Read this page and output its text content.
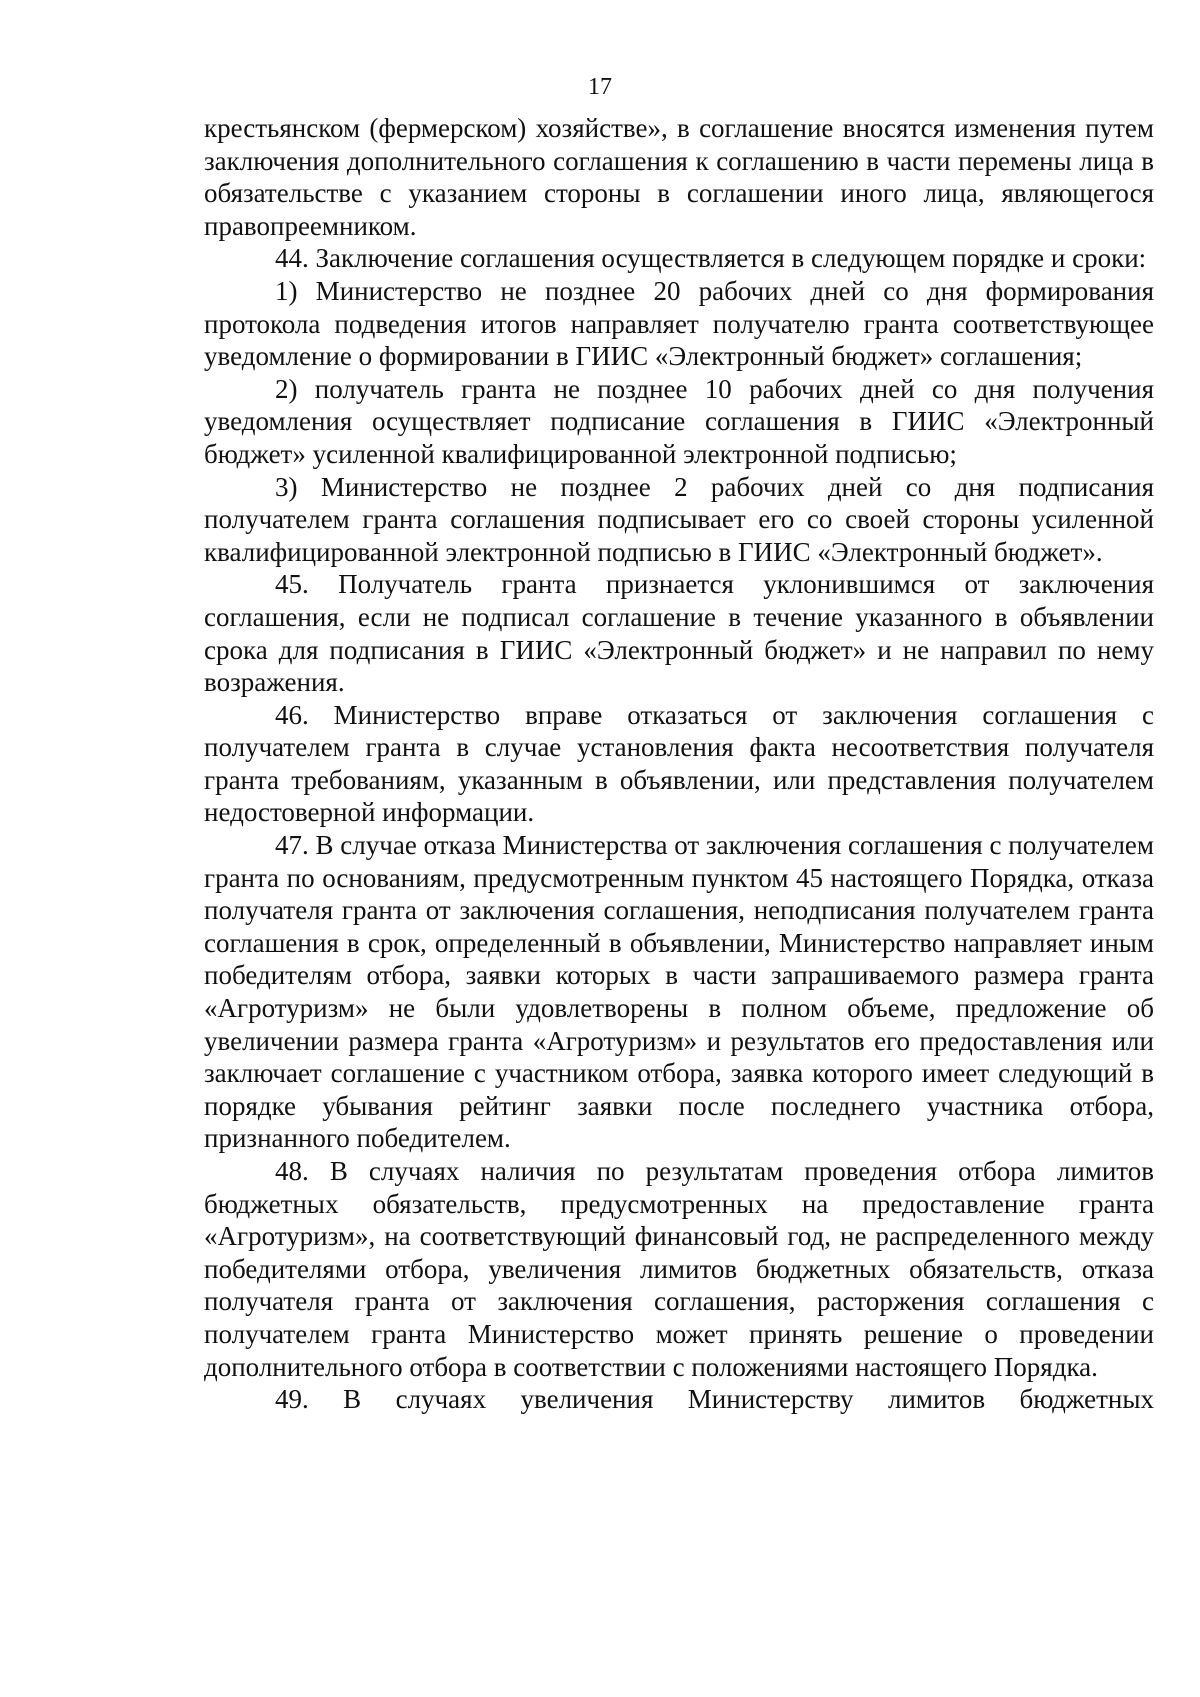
17

крестьянском (фермерском) хозяйстве», в соглашение вносятся изменения путем заключения дополнительного соглашения к соглашению в части перемены лица в обязательстве с указанием стороны в соглашении иного лица, являющегося правопреемником.

44. Заключение соглашения осуществляется в следующем порядке и сроки:

1) Министерство не позднее 20 рабочих дней со дня формирования протокола подведения итогов направляет получателю гранта соответствующее уведомление о формировании в ГИИС «Электронный бюджет» соглашения;

2) получатель гранта не позднее 10 рабочих дней со дня получения уведомления осуществляет подписание соглашения в ГИИС «Электронный бюджет» усиленной квалифицированной электронной подписью;

3) Министерство не позднее 2 рабочих дней со дня подписания получателем гранта соглашения подписывает его со своей стороны усиленной квалифицированной электронной подписью в ГИИС «Электронный бюджет».

45. Получатель гранта признается уклонившимся от заключения соглашения, если не подписал соглашение в течение указанного в объявлении срока для подписания в ГИИС «Электронный бюджет» и не направил по нему возражения.

46. Министерство вправе отказаться от заключения соглашения с получателем гранта в случае установления факта несоответствия получателя гранта требованиям, указанным в объявлении, или представления получателем недостоверной информации.

47. В случае отказа Министерства от заключения соглашения с получателем гранта по основаниям, предусмотренным пунктом 45 настоящего Порядка, отказа получателя гранта от заключения соглашения, неподписания получателем гранта соглашения в срок, определенный в объявлении, Министерство направляет иным победителям отбора, заявки которых в части запрашиваемого размера гранта «Агротуризм» не были удовлетворены в полном объеме, предложение об увеличении размера гранта «Агротуризм» и результатов его предоставления или заключает соглашение с участником отбора, заявка которого имеет следующий в порядке убывания рейтинг заявки после последнего участника отбора, признанного победителем.

48. В случаях наличия по результатам проведения отбора лимитов бюджетных обязательств, предусмотренных на предоставление гранта «Агротуризм», на соответствующий финансовый год, не распределенного между победителями отбора, увеличения лимитов бюджетных обязательств, отказа получателя гранта от заключения соглашения, расторжения соглашения с получателем гранта Министерство может принять решение о проведении дополнительного отбора в соответствии с положениями настоящего Порядка.

49. В случаях увеличения Министерству лимитов бюджетных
# # # #
• [THE TASK]:
Each entry above is to be written out again unchanged, apart from the pictures, which are left out.

• [EXPECTED ANSWER]:
Read this page and output its text content.
17

крестьянском (фермерском) хозяйстве», в соглашение вносятся изменения путем заключения дополнительного соглашения к соглашению в части перемены лица в обязательстве с указанием стороны в соглашении иного лица, являющегося правопреемником.

44. Заключение соглашения осуществляется в следующем порядке и сроки:

1) Министерство не позднее 20 рабочих дней со дня формирования протокола подведения итогов направляет получателю гранта соответствующее уведомление о формировании в ГИИС «Электронный бюджет» соглашения;

2) получатель гранта не позднее 10 рабочих дней со дня получения уведомления осуществляет подписание соглашения в ГИИС «Электронный бюджет» усиленной квалифицированной электронной подписью;

3) Министерство не позднее 2 рабочих дней со дня подписания получателем гранта соглашения подписывает его со своей стороны усиленной квалифицированной электронной подписью в ГИИС «Электронный бюджет».

45. Получатель гранта признается уклонившимся от заключения соглашения, если не подписал соглашение в течение указанного в объявлении срока для подписания в ГИИС «Электронный бюджет» и не направил по нему возражения.

46. Министерство вправе отказаться от заключения соглашения с получателем гранта в случае установления факта несоответствия получателя гранта требованиям, указанным в объявлении, или представления получателем недостоверной информации.

47. В случае отказа Министерства от заключения соглашения с получателем гранта по основаниям, предусмотренным пунктом 45 настоящего Порядка, отказа получателя гранта от заключения соглашения, неподписания получателем гранта соглашения в срок, определенный в объявлении, Министерство направляет иным победителям отбора, заявки которых в части запрашиваемого размера гранта «Агротуризм» не были удовлетворены в полном объеме, предложение об увеличении размера гранта «Агротуризм» и результатов его предоставления или заключает соглашение с участником отбора, заявка которого имеет следующий в порядке убывания рейтинг заявки после последнего участника отбора, признанного победителем.

48. В случаях наличия по результатам проведения отбора лимитов бюджетных обязательств, предусмотренных на предоставление гранта «Агротуризм», на соответствующий финансовый год, не распределенного между победителями отбора, увеличения лимитов бюджетных обязательств, отказа получателя гранта от заключения соглашения, расторжения соглашения с получателем гранта Министерство может принять решение о проведении дополнительного отбора в соответствии с положениями настоящего Порядка.

49. В случаях увеличения Министерству лимитов бюджетных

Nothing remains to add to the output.